** START OF THE DATA **

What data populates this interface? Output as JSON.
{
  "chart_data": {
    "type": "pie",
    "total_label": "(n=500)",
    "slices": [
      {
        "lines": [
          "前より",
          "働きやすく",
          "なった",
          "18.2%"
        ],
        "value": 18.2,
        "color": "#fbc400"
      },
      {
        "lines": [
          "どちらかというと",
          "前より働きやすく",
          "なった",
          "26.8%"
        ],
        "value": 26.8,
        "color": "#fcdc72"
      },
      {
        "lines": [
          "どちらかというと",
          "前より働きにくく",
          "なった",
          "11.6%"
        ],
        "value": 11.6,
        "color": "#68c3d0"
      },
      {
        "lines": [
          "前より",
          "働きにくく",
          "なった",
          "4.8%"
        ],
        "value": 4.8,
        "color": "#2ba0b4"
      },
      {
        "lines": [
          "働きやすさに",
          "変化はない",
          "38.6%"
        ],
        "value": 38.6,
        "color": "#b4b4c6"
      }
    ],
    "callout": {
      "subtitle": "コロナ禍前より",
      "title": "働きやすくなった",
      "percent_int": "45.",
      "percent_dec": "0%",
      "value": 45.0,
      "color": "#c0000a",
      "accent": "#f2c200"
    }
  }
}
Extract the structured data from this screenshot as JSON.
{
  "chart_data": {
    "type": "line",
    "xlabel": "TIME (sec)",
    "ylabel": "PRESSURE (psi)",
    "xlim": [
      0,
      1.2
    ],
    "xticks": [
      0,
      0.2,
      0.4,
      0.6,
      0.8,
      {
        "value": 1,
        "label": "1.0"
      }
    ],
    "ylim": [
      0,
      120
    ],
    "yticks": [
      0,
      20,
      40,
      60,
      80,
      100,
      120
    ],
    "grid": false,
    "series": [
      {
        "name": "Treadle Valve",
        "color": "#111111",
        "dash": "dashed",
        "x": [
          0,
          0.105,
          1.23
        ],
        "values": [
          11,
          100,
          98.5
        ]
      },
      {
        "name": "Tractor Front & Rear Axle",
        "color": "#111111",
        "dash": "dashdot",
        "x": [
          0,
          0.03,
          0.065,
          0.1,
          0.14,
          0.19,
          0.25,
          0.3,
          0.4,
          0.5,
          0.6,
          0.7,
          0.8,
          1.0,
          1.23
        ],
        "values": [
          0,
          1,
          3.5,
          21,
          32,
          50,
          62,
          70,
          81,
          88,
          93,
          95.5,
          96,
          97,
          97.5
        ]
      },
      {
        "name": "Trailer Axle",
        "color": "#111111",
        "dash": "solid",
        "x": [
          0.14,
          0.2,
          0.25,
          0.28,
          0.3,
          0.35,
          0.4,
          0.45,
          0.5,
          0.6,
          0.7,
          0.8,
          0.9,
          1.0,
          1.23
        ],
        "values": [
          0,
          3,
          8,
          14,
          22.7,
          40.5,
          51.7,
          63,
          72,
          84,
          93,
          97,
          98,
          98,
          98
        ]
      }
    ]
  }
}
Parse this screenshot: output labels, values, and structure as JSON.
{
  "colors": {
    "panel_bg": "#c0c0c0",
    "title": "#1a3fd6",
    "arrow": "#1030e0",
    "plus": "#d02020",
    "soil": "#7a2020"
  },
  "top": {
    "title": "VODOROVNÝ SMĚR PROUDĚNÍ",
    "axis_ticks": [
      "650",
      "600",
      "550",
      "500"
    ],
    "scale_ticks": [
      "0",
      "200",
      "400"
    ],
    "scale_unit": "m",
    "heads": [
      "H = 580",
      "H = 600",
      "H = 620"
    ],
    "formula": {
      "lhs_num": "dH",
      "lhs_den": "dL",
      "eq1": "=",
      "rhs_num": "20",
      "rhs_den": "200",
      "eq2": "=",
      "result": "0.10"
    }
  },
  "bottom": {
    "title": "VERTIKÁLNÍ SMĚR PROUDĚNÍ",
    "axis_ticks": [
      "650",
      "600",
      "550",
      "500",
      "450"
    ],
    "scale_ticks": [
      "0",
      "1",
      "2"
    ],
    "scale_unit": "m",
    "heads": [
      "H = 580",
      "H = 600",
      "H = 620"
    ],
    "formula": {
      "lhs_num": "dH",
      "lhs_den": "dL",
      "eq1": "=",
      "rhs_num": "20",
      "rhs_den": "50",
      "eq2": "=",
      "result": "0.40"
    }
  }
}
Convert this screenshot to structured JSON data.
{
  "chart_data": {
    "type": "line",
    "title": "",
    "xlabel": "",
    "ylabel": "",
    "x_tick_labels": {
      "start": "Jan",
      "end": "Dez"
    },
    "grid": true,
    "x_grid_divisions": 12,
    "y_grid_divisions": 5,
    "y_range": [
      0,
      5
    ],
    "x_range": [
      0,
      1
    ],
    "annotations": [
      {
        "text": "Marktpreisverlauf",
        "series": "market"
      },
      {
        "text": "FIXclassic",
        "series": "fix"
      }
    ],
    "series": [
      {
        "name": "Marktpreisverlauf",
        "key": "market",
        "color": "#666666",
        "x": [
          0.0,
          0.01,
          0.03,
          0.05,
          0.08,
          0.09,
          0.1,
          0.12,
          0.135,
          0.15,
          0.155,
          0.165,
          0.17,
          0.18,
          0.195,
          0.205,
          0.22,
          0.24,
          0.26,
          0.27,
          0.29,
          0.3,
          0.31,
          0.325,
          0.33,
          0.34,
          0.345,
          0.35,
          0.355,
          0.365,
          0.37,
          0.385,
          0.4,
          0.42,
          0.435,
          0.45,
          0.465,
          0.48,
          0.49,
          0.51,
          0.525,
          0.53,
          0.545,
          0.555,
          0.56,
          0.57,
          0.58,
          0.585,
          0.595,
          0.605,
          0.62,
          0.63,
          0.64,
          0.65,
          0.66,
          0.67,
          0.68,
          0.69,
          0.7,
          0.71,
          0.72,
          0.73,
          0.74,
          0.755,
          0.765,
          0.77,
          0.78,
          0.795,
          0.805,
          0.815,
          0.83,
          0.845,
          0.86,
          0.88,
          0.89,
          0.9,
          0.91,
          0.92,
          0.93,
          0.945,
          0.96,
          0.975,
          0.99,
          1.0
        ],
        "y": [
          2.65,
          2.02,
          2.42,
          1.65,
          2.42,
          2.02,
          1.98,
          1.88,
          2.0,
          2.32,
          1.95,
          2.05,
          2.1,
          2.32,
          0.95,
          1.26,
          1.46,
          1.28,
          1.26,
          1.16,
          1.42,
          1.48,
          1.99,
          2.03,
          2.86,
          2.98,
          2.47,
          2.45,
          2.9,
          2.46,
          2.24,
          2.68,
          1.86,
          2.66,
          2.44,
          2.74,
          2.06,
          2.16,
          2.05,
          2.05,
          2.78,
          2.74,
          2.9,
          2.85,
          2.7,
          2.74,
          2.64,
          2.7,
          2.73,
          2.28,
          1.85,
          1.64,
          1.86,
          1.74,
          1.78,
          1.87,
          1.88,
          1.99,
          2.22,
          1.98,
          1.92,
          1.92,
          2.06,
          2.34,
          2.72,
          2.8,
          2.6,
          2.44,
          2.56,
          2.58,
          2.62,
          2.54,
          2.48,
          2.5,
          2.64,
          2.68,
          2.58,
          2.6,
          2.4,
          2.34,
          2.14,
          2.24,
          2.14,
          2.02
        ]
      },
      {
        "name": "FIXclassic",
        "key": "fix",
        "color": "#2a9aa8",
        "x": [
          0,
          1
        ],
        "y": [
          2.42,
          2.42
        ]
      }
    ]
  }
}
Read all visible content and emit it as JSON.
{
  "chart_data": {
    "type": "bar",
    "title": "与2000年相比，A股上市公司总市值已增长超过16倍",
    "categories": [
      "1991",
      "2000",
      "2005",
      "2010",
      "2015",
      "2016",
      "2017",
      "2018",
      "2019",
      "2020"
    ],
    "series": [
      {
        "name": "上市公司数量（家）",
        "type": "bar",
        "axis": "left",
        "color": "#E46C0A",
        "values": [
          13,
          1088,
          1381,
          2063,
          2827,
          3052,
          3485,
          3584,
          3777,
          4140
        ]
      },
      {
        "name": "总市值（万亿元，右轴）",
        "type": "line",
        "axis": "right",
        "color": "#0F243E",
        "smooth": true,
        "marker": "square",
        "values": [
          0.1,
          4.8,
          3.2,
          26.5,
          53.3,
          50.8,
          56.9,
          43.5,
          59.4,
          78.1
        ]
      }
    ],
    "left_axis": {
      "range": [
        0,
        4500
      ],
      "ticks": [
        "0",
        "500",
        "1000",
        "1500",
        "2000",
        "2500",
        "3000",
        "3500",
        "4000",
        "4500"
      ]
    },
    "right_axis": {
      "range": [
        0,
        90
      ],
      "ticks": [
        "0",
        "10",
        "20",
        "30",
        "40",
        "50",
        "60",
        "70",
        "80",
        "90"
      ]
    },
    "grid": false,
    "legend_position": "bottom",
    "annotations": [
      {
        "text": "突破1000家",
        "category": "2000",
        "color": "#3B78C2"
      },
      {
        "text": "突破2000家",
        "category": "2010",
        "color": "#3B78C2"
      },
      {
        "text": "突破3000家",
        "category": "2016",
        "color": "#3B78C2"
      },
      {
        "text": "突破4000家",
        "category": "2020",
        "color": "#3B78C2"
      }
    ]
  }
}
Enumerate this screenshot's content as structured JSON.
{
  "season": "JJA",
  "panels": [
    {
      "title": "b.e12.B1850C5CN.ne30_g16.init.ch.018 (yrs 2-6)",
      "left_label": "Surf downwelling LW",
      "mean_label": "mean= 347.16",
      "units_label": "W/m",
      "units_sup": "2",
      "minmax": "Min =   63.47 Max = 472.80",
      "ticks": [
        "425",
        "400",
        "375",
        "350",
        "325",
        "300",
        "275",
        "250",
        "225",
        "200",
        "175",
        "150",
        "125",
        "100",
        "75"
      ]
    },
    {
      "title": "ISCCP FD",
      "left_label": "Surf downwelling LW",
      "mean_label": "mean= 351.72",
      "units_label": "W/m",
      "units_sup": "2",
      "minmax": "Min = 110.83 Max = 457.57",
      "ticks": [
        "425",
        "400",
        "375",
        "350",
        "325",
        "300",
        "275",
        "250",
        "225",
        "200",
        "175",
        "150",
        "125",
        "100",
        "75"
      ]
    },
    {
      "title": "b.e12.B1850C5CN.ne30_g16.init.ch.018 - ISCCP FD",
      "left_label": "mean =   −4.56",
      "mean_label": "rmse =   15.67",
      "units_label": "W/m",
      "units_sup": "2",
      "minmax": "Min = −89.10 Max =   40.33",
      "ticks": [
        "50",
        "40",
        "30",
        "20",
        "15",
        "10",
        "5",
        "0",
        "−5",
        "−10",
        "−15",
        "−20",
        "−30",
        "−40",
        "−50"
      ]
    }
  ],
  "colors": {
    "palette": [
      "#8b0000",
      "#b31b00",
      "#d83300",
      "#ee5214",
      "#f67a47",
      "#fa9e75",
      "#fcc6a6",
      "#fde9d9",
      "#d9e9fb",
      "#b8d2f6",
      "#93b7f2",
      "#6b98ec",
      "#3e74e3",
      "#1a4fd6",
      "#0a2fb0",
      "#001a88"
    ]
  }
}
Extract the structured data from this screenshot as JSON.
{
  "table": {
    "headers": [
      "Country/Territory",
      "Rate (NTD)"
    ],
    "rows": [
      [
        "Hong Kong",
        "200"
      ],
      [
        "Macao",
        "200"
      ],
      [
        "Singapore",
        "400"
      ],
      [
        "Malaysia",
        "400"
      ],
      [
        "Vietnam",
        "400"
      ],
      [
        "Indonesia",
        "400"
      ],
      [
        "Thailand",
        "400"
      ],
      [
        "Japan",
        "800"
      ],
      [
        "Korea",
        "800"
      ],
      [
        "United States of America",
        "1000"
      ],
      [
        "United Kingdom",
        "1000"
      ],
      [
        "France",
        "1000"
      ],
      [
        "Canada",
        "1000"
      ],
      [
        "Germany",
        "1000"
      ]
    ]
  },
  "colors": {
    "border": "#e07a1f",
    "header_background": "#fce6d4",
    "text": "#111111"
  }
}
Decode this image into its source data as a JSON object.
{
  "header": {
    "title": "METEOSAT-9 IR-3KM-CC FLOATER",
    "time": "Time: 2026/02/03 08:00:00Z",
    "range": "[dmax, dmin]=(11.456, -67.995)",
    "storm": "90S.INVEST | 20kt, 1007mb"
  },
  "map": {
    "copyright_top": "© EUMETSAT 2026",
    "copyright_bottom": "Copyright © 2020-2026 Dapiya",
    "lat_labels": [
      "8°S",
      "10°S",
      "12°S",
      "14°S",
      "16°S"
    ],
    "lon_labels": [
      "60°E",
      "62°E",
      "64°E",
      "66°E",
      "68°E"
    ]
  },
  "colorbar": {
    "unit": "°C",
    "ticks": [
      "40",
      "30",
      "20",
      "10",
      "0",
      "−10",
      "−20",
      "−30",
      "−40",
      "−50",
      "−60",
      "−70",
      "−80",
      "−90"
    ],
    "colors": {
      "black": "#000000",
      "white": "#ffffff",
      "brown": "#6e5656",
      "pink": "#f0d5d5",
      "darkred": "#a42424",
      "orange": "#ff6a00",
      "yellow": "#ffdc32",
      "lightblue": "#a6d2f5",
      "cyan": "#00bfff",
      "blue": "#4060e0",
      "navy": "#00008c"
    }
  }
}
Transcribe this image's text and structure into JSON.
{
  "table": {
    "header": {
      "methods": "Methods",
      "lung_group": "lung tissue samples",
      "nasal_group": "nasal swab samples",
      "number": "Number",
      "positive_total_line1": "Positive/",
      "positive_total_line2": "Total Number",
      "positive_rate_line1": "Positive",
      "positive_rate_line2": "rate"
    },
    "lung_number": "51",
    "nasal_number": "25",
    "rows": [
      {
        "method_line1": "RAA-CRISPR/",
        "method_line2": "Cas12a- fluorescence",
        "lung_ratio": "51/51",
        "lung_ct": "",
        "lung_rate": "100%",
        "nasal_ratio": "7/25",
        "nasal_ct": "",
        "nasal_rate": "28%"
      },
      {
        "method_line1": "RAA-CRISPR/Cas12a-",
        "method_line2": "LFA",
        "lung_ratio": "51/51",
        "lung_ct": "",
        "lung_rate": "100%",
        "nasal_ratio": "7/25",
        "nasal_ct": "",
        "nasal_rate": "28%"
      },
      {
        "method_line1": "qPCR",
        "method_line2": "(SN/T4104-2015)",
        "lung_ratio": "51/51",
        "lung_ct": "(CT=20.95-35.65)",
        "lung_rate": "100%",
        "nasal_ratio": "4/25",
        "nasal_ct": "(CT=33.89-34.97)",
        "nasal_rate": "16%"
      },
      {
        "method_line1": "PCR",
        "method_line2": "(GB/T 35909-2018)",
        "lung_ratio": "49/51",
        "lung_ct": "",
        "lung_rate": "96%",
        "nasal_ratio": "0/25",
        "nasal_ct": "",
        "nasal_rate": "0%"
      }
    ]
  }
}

** END OF THE DATA **

__AIM OF THE TASK__: Search the data for "init". Copy every line that has it.

__FINAL RESULT__:
      "title": "b.e12.B1850C5CN.ne30_g16.init.ch.018 (yrs 2-6)",
      "title": "b.e12.B1850C5CN.ne30_g16.init.ch.018 - ISCCP FD",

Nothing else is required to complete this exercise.